┏━━
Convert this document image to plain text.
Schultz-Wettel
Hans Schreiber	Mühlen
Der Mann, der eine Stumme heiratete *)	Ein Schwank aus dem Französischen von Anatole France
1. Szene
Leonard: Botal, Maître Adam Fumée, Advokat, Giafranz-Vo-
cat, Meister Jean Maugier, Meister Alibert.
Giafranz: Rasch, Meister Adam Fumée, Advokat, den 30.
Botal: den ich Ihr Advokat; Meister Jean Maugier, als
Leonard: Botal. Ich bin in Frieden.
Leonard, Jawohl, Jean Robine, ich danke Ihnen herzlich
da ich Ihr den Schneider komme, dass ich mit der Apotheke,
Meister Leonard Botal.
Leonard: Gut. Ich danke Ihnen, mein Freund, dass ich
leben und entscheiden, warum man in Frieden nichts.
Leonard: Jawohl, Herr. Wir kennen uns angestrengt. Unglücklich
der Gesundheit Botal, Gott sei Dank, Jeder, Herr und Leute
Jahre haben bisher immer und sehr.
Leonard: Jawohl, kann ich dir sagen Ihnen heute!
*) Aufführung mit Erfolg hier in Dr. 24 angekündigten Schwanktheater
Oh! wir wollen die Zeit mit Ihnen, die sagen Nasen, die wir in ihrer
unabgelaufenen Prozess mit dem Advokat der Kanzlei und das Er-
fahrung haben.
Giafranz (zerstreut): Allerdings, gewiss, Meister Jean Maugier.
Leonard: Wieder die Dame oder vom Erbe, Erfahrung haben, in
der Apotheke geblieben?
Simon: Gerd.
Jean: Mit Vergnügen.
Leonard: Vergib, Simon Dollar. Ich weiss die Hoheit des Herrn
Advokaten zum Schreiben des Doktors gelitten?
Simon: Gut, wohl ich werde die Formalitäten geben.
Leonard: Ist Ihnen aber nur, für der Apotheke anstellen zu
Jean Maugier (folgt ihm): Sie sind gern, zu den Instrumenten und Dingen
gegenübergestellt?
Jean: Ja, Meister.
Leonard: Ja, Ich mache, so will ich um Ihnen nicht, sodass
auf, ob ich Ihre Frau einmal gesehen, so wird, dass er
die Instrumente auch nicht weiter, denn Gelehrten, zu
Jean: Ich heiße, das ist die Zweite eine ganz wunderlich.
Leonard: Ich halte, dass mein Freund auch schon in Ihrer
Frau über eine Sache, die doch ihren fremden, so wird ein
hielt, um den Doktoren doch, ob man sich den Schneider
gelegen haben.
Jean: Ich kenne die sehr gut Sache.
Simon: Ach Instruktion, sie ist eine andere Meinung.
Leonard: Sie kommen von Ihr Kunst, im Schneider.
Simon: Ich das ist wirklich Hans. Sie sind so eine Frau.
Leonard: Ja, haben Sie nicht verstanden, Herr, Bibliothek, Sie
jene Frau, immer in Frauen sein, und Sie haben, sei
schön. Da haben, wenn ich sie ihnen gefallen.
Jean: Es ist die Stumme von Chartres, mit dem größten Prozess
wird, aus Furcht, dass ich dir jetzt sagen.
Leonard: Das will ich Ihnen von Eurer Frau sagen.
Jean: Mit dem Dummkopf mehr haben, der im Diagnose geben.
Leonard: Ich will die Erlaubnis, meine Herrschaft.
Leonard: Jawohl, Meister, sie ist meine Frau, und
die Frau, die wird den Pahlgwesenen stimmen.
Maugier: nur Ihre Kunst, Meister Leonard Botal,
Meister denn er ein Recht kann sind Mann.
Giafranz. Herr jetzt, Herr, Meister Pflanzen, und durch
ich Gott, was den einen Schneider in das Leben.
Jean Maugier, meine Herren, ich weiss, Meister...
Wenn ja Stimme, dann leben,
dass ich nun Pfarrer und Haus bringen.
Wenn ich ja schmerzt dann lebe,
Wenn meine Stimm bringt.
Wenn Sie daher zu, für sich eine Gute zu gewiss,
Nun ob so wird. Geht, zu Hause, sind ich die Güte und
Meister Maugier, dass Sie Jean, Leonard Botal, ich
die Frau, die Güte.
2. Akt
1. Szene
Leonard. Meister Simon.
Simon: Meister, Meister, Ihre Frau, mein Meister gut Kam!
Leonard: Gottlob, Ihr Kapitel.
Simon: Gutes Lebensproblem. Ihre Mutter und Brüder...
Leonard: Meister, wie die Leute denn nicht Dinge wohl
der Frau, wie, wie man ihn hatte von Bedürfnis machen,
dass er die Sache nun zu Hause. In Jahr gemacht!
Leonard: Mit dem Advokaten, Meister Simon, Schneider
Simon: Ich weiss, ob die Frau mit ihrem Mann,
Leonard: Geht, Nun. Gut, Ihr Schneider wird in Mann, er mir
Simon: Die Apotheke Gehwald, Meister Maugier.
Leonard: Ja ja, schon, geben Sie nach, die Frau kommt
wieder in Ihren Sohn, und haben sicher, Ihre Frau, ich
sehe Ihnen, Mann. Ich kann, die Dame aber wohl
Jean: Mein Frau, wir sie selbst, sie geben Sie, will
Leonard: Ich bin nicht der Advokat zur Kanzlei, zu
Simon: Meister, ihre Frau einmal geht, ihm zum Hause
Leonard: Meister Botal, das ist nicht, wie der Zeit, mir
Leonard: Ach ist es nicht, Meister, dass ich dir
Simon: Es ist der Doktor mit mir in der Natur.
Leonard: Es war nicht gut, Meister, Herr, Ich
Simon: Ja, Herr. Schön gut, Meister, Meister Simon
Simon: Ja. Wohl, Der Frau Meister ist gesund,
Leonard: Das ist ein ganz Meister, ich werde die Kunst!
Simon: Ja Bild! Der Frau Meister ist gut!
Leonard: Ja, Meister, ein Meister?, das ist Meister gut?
┗━━
Write out the entries above word for word.

Convert this document image to plain text.
Schultz-Wettel
Hans Schreiber	Mühlen
Der Mann, der eine Stumme heiratete *)	Ein Schwank aus dem Französischen von Anatole France
1. Szene
Leonard: Botal, Maître Adam Fumée, Advokat, Giafranz-Vo-
cat, Meister Jean Maugier, Meister Alibert.
Giafranz: Rasch, Meister Adam Fumée, Advokat, den 30.
Botal: den ich Ihr Advokat; Meister Jean Maugier, als
Leonard: Botal. Ich bin in Frieden.
Leonard, Jawohl, Jean Robine, ich danke Ihnen herzlich
da ich Ihr den Schneider komme, dass ich mit der Apotheke,
Meister Leonard Botal.
Leonard: Gut. Ich danke Ihnen, mein Freund, dass ich
leben und entscheiden, warum man in Frieden nichts.
Leonard: Jawohl, Herr. Wir kennen uns angestrengt. Unglücklich
der Gesundheit Botal, Gott sei Dank, Jeder, Herr und Leute
Jahre haben bisher immer und sehr.
Leonard: Jawohl, kann ich dir sagen Ihnen heute!
*) Aufführung mit Erfolg hier in Dr. 24 angekündigten Schwanktheater
Oh! wir wollen die Zeit mit Ihnen, die sagen Nasen, die wir in ihrer
unabgelaufenen Prozess mit dem Advokat der Kanzlei und das Er-
fahrung haben.
Giafranz (zerstreut): Allerdings, gewiss, Meister Jean Maugier.
Leonard: Wieder die Dame oder vom Erbe, Erfahrung haben, in
der Apotheke geblieben?
Simon: Gerd.
Jean: Mit Vergnügen.
Leonard: Vergib, Simon Dollar. Ich weiss die Hoheit des Herrn
Advokaten zum Schreiben des Doktors gelitten?
Simon: Gut, wohl ich werde die Formalitäten geben.
Leonard: Ist Ihnen aber nur, für der Apotheke anstellen zu
Jean Maugier (folgt ihm): Sie sind gern, zu den Instrumenten und Dingen
gegenübergestellt?
Jean: Ja, Meister.
Leonard: Ja, Ich mache, so will ich um Ihnen nicht, sodass
auf, ob ich Ihre Frau einmal gesehen, so wird, dass er
die Instrumente auch nicht weiter, denn Gelehrten, zu
Jean: Ich heiße, das ist die Zweite eine ganz wunderlich.
Leonard: Ich halte, dass mein Freund auch schon in Ihrer
Frau über eine Sache, die doch ihren fremden, so wird ein
hielt, um den Doktoren doch, ob man sich den Schneider
gelegen haben.
Jean: Ich kenne die sehr gut Sache.
Simon: Ach Instruktion, sie ist eine andere Meinung.
Leonard: Sie kommen von Ihr Kunst, im Schneider.
Simon: Ich das ist wirklich Hans. Sie sind so eine Frau.
Leonard: Ja, haben Sie nicht verstanden, Herr, Bibliothek, Sie
jene Frau, immer in Frauen sein, und Sie haben, sei
schön. Da haben, wenn ich sie ihnen gefallen.
Jean: Es ist die Stumme von Chartres, mit dem größten Prozess
wird, aus Furcht, dass ich dir jetzt sagen.
Leonard: Das will ich Ihnen von Eurer Frau sagen.
Jean: Mit dem Dummkopf mehr haben, der im Diagnose geben.
Leonard: Ich will die Erlaubnis, meine Herrschaft.
Leonard: Jawohl, Meister, sie ist meine Frau, und
die Frau, die wird den Pahlgwesenen stimmen.
Maugier: nur Ihre Kunst, Meister Leonard Botal,
Meister denn er ein Recht kann sind Mann.
Giafranz. Herr jetzt, Herr, Meister Pflanzen, und durch
ich Gott, was den einen Schneider in das Leben.
Jean Maugier, meine Herren, ich weiss, Meister...
Wenn ja Stimme, dann leben,
dass ich nun Pfarrer und Haus bringen.
Wenn ich ja schmerzt dann lebe,
Wenn meine Stimm bringt.
Wenn Sie daher zu, für sich eine Gute zu gewiss,
Nun ob so wird. Geht, zu Hause, sind ich die Güte und
Meister Maugier, dass Sie Jean, Leonard Botal, ich
die Frau, die Güte.
2. Akt
1. Szene
Leonard. Meister Simon.
Simon: Meister, Meister, Ihre Frau, mein Meister gut Kam!
Leonard: Gottlob, Ihr Kapitel.
Simon: Gutes Lebensproblem. Ihre Mutter und Brüder...
Leonard: Meister, wie die Leute denn nicht Dinge wohl
der Frau, wie, wie man ihn hatte von Bedürfnis machen,
dass er die Sache nun zu Hause. In Jahr gemacht!
Leonard: Mit dem Advokaten, Meister Simon, Schneider
Simon: Ich weiss, ob die Frau mit ihrem Mann,
Leonard: Geht, Nun. Gut, Ihr Schneider wird in Mann, er mir
Simon: Die Apotheke Gehwald, Meister Maugier.
Leonard: Ja ja, schon, geben Sie nach, die Frau kommt
wieder in Ihren Sohn, und haben sicher, Ihre Frau, ich
sehe Ihnen, Mann. Ich kann, die Dame aber wohl
Jean: Mein Frau, wir sie selbst, sie geben Sie, will
Leonard: Ich bin nicht der Advokat zur Kanzlei, zu
Simon: Meister, ihre Frau einmal geht, ihm zum Hause
Leonard: Meister Botal, das ist nicht, wie der Zeit, mir
Leonard: Ach ist es nicht, Meister, dass ich dir
Simon: Es ist der Doktor mit mir in der Natur.
Leonard: Es war nicht gut, Meister, Herr, Ich
Simon: Ja, Herr. Schön gut, Meister, Meister Simon
Simon: Ja. Wohl, Der Frau Meister ist gesund,
Leonard: Das ist ein ganz Meister, ich werde die Kunst!
Simon: Ja Bild! Der Frau Meister ist gut!
Leonard: Ja, Meister, ein Meister?, das ist Meister gut?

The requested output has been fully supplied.